◆ Source records ◆
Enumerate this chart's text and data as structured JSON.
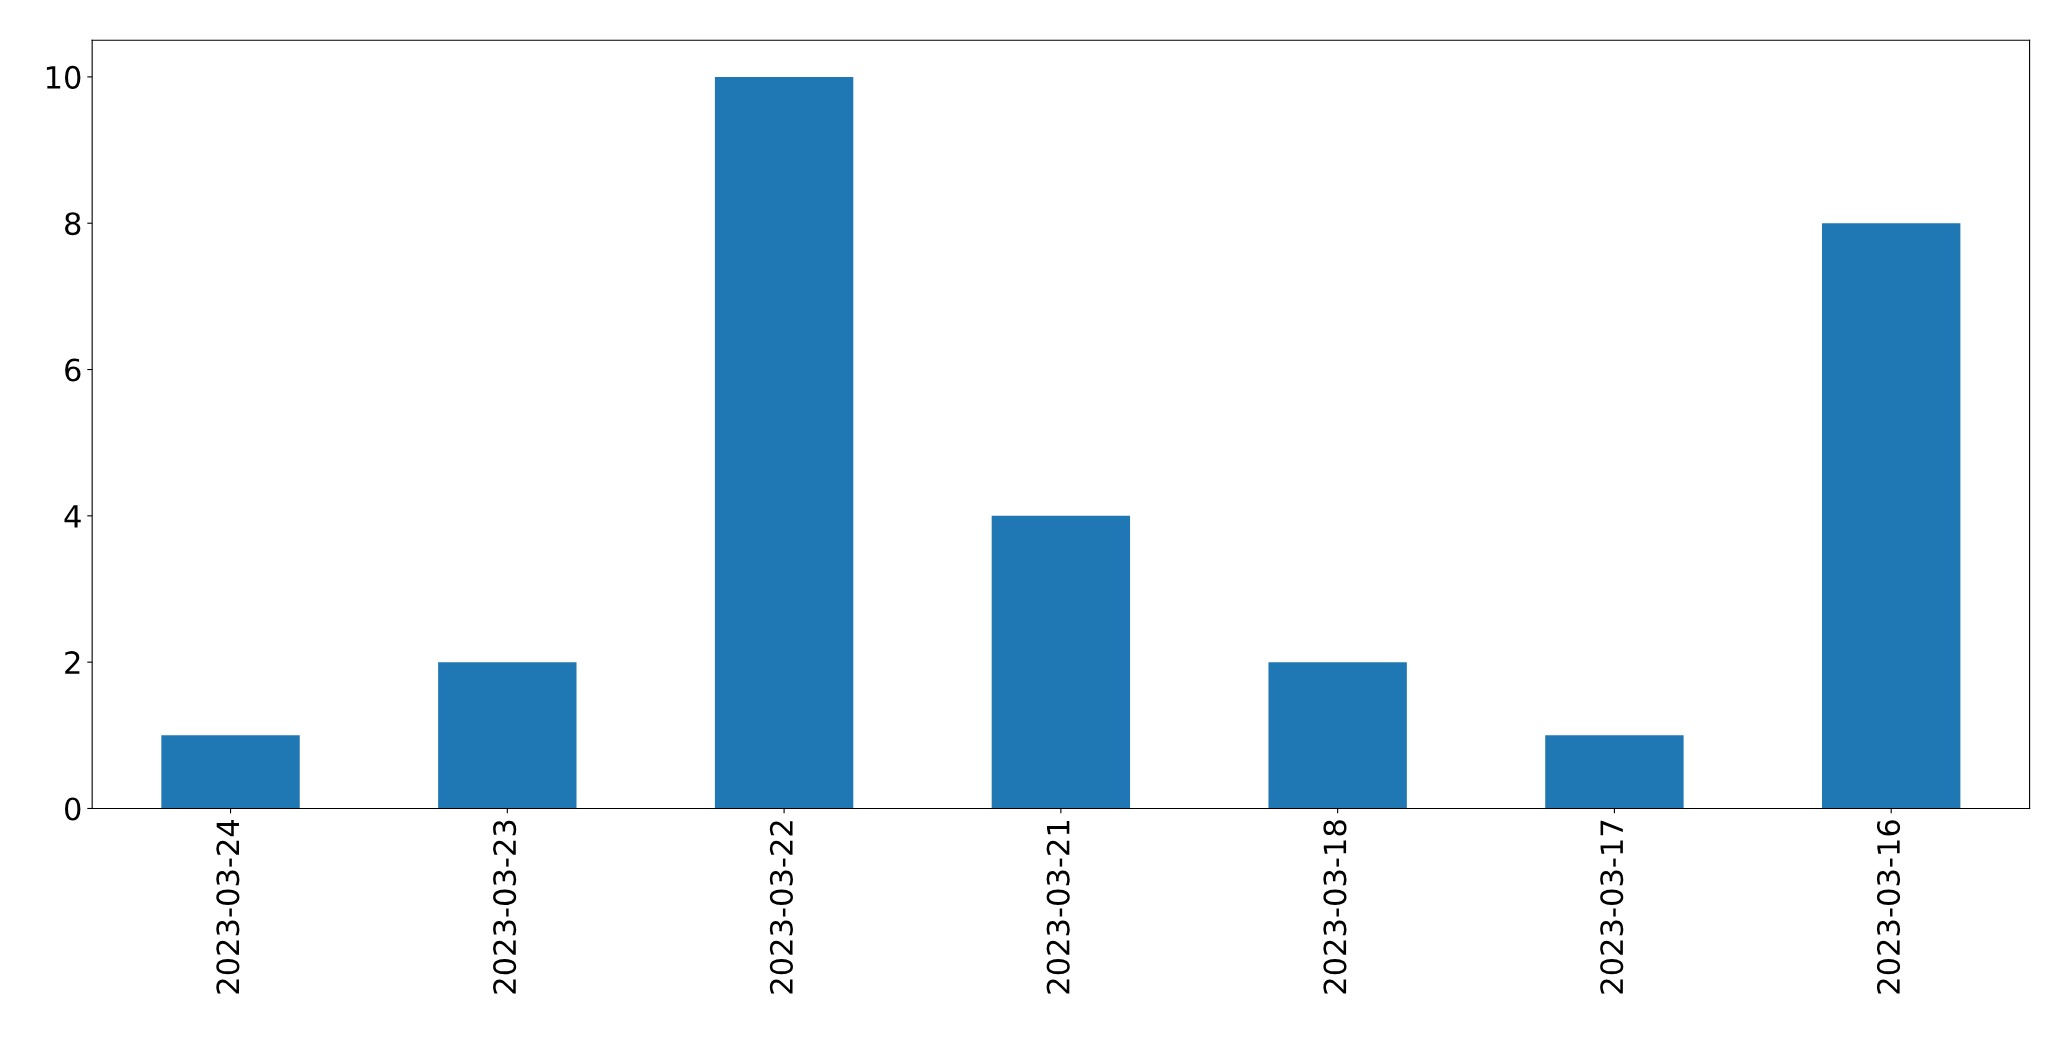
{
  "chart_data": {
    "type": "bar",
    "categories": [
      "2023-03-24",
      "2023-03-23",
      "2023-03-22",
      "2023-03-21",
      "2023-03-18",
      "2023-03-17",
      "2023-03-16"
    ],
    "values": [
      1,
      2,
      10,
      4,
      2,
      1,
      8
    ],
    "color": "#1f77b4",
    "ylim": [
      0,
      10.5
    ],
    "yticks": [
      0,
      2,
      4,
      6,
      8,
      10
    ],
    "grid": false,
    "legend": false
  }
}
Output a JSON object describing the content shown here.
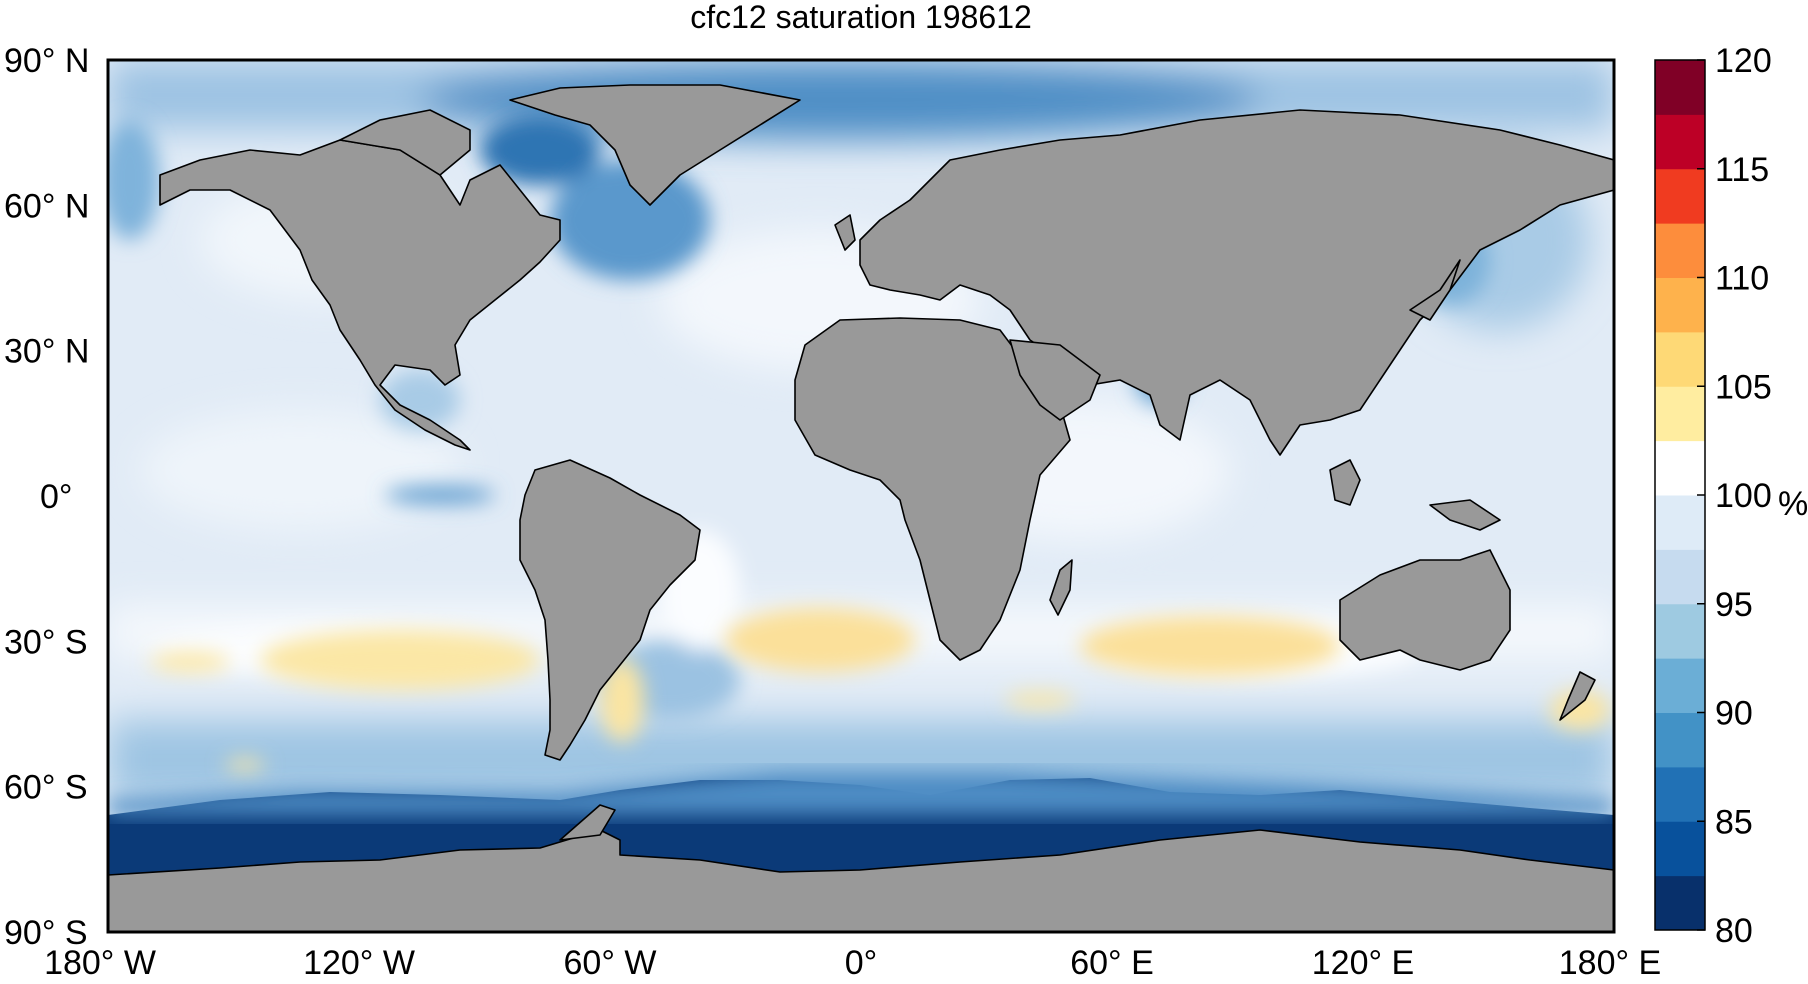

◆ Exercise ◆
Repeat the lines above exactly, and keep every picture out.

◆ The output ◆
Enumerate this chart's text and data as structured JSON.
{
  "chart_data": {
    "type": "bar",
    "categories": [
      "2023-03-24",
      "2023-03-23",
      "2023-03-22",
      "2023-03-21",
      "2023-03-18",
      "2023-03-17",
      "2023-03-16"
    ],
    "values": [
      1,
      2,
      10,
      4,
      2,
      1,
      8
    ],
    "color": "#1f77b4",
    "ylim": [
      0,
      10.5
    ],
    "yticks": [
      0,
      2,
      4,
      6,
      8,
      10
    ],
    "grid": false,
    "legend": false
  }
}
Output a JSON object describing the content shown here.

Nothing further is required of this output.